» Goal A
Reproduce the stretch of the supermarket thread from "Hypermarket - cheaper, but" through "(Jan 7, 2012)", word for word.

» Text
⟨

# Supermarket with best value for money



## peterpan123 (Apr 9, 2012)

I'm new here and would like to know wuich supermarket is recommended by people from the forum.

Thanks


----------



## Toon (Feb 28, 2012)

Park and Shop for meat, union co-op for fish, geant or carrefore for everything else.


----------



## Garth Vader (May 11, 2012)

LuLu's not bad. Carrefour gets right on my moobs.


----------



## Helios (Oct 22, 2008)

I would say Carrefour, Lulu or Geant, if you're looking for value for money avoid Spinneys and Waitrose.


----------



## nite (Apr 11, 2012)

Carefour for most options, variety, shopping experience, cleanliness, but most expensive. Try the Modi apples!

Hypermarket - cheaper, but a bit messy, crowded, with more mid grade brands

West Zone - small, catering to mainly filipino, but cheap and they carry crystal light : )

Union Co-Op - cheapest and very fresh, but sometimes run out of chicken and other items

JMHO's


----------



## ziokendo (Jan 7, 2012)

⟩

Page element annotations
⟨

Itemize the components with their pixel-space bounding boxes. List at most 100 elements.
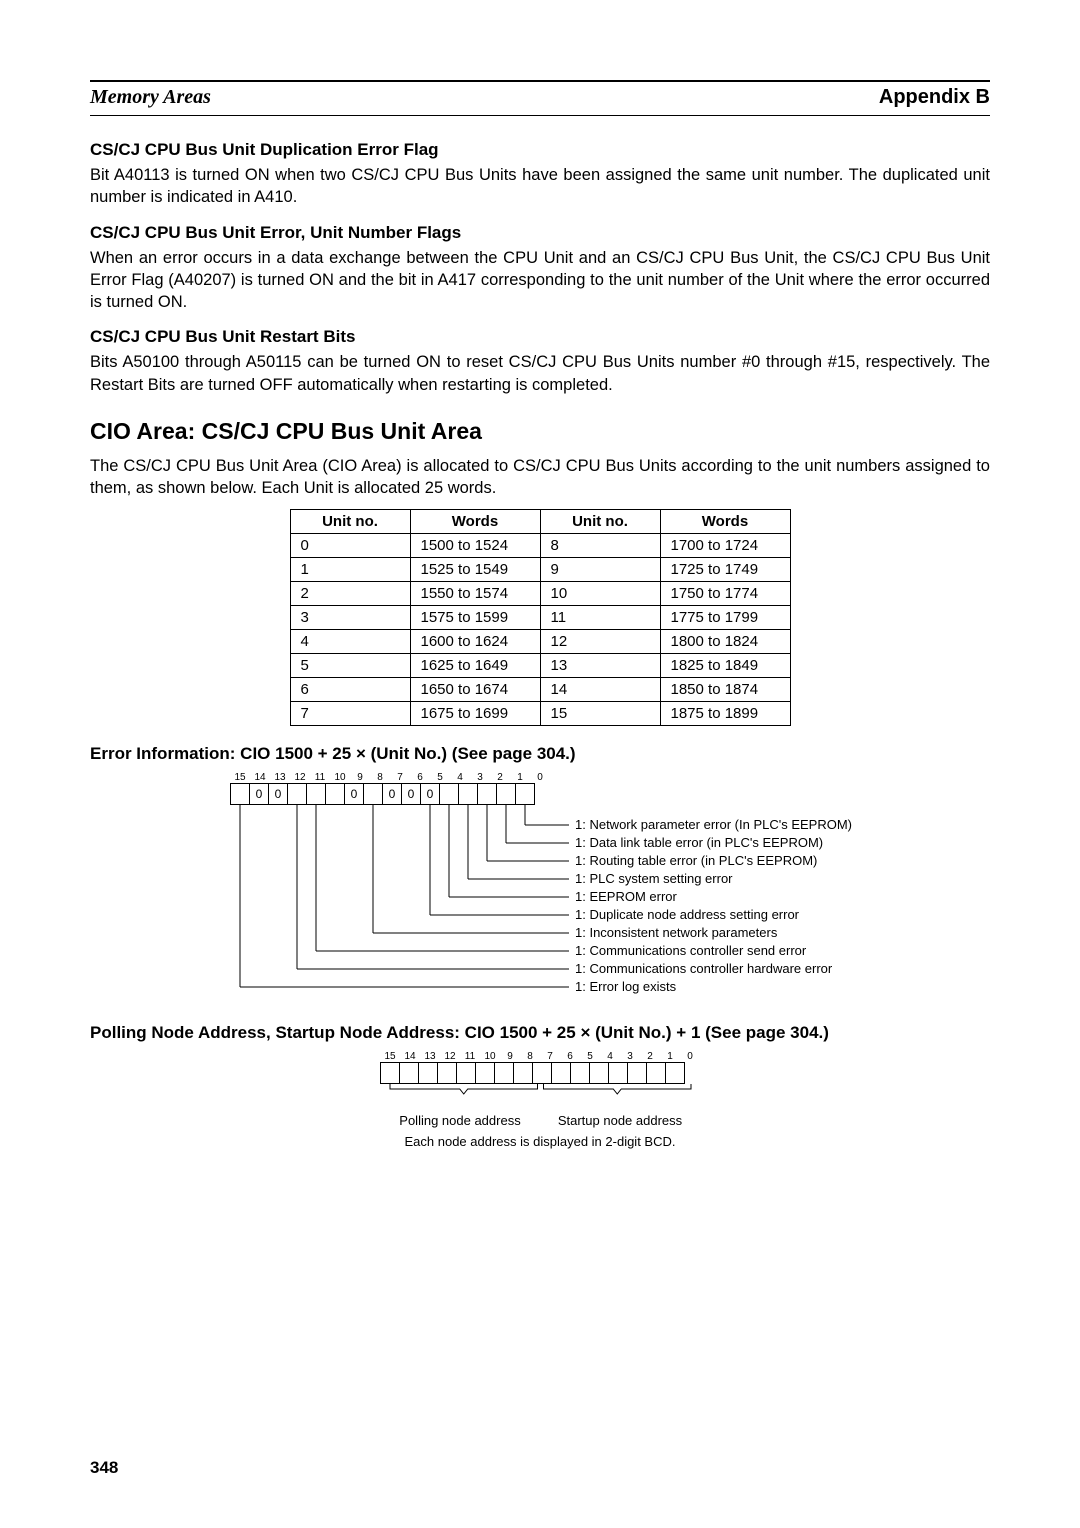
bit-cell [437,1062,457,1084]
bit-number: 0 [530,772,550,783]
bit-number: 0 [680,1051,700,1062]
bit-cell: 0 [268,783,288,805]
bit-cell [363,783,383,805]
table-cell: 0 [290,534,410,558]
diagram-label: 1: Communications controller send error [575,943,807,958]
diagram-label: 1: Network parameter error (In PLC's EEP… [575,817,852,832]
bit-number: 6 [410,772,430,783]
table-cell: 1650 to 1674 [410,678,540,702]
error-info-title: Error Information: CIO 1500 + 25 × (Unit… [90,744,990,764]
bit-cell [475,1062,495,1084]
table-cell: 14 [540,678,660,702]
restart-title: CS/CJ CPU Bus Unit Restart Bits [90,327,990,347]
bit-number: 5 [430,772,450,783]
bit-cell [399,1062,419,1084]
bit-number: 10 [480,1051,500,1062]
table-cell: 1550 to 1574 [410,582,540,606]
bit-number: 13 [270,772,290,783]
bit-cell [513,1062,533,1084]
diagram-label: 1: EEPROM error [575,889,678,904]
table-cell: 1600 to 1624 [410,630,540,654]
bit-cell [325,783,345,805]
diagram-label: 1: Data link table error (in PLC's EEPRO… [575,835,823,850]
bit-number: 12 [290,772,310,783]
table-cell: 11 [540,606,660,630]
bit-cell: 0 [344,783,364,805]
table-cell: 7 [290,702,410,726]
bit-cell: 0 [249,783,269,805]
polling-right-label: Startup node address [540,1113,700,1128]
bit-cell [230,783,250,805]
cio-area-title: CIO Area: CS/CJ CPU Bus Unit Area [90,418,990,445]
th-unit2: Unit no. [540,510,660,534]
table-cell: 1750 to 1774 [660,582,790,606]
bit-number: 10 [330,772,350,783]
bit-cell [627,1062,647,1084]
table-cell: 1825 to 1849 [660,654,790,678]
table-cell: 2 [290,582,410,606]
bit-cell [458,783,478,805]
bit-cell: 0 [382,783,402,805]
bit-number: 8 [520,1051,540,1062]
table-cell: 10 [540,582,660,606]
table-row: 61650 to 1674141850 to 1874 [290,678,790,702]
bit-cell [646,1062,666,1084]
table-cell: 1500 to 1524 [410,534,540,558]
table-row: 31575 to 1599111775 to 1799 [290,606,790,630]
bit-number: 9 [350,772,370,783]
th-words2: Words [660,510,790,534]
bit-number: 15 [230,772,250,783]
diagram-label: 1: Duplicate node address setting error [575,907,800,922]
bit-cell [496,783,516,805]
table-row: 11525 to 154991725 to 1749 [290,558,790,582]
bit-cell [532,1062,552,1084]
table-cell: 9 [540,558,660,582]
bit-cell [551,1062,571,1084]
table-row: 71675 to 1699151875 to 1899 [290,702,790,726]
table-cell: 6 [290,678,410,702]
bit-number: 11 [310,772,330,783]
table-cell: 1725 to 1749 [660,558,790,582]
table-cell: 1800 to 1824 [660,630,790,654]
bit-cell [665,1062,685,1084]
bit-number: 14 [400,1051,420,1062]
restart-body: Bits A50100 through A50115 can be turned… [90,351,990,396]
bit-number: 2 [640,1051,660,1062]
bit-number: 11 [460,1051,480,1062]
table-cell: 8 [540,534,660,558]
bit-number: 15 [380,1051,400,1062]
bit-cell [439,783,459,805]
diagram-label: 1: Error log exists [575,979,677,994]
table-cell: 1625 to 1649 [410,654,540,678]
table-cell: 1775 to 1799 [660,606,790,630]
bit-number: 7 [540,1051,560,1062]
err-flags-body: When an error occurs in a data exchange … [90,247,990,314]
table-cell: 1700 to 1724 [660,534,790,558]
table-cell: 1 [290,558,410,582]
bit-number: 7 [390,772,410,783]
unit-table-wrap: Unit no. Words Unit no. Words 01500 to 1… [90,509,990,726]
diagram-label: 1: Inconsistent network parameters [575,925,778,940]
diagram-label: 1: Routing table error (in PLC's EEPROM) [575,853,817,868]
bit-number: 13 [420,1051,440,1062]
page-header: Memory Areas Appendix B [90,80,990,116]
table-row: 21550 to 1574101750 to 1774 [290,582,790,606]
bit-cell [418,1062,438,1084]
table-cell: 3 [290,606,410,630]
bit-cell [306,783,326,805]
table-cell: 1575 to 1599 [410,606,540,630]
table-cell: 4 [290,630,410,654]
bit-number: 4 [600,1051,620,1062]
page-number: 348 [90,1458,118,1478]
bit-cell [608,1062,628,1084]
bit-number: 12 [440,1051,460,1062]
bit-cell [380,1062,400,1084]
bit-number: 14 [250,772,270,783]
table-cell: 15 [540,702,660,726]
bit-number: 6 [560,1051,580,1062]
err-flags-title: CS/CJ CPU Bus Unit Error, Unit Number Fl… [90,223,990,243]
bit-cell [287,783,307,805]
bit-number: 5 [580,1051,600,1062]
table-cell: 5 [290,654,410,678]
bit-cell [456,1062,476,1084]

⟩

» Goal B
Transcribe the stretch of the records from the line containing "bit-cell [437,1062,457,1084]" through the line containing "error-info-title: Error Information: CIO", both lines included.

» Task answer A
Hypermarket - cheaper, but a bit messy, crowded, with more mid grade brands

West Zone - small, catering to mainly filipino, but cheap and they carry crystal light : )

Union Co-Op - cheapest and very fresh, but sometimes run out of chicken and other items

JMHO's


----------



## ziokendo (Jan 7, 2012)

» Task answer B
bit-cell [437,1062,457,1084]
bit-number: 0 [530,772,550,783]
bit-number: 0 [680,1051,700,1062]
bit-cell: 0 [268,783,288,805]
bit-cell [363,783,383,805]
table-cell: 0 [290,534,410,558]
diagram-label: 1: Communications controller send error [575,943,807,958]
diagram-label: 1: Network parameter error (In PLC's EEP… [575,817,852,832]
bit-number: 6 [410,772,430,783]
table-cell: 1650 to 1674 [410,678,540,702]
error-info-title: Error Information: CIO 1500 + 25 × (Unit… [90,744,990,764]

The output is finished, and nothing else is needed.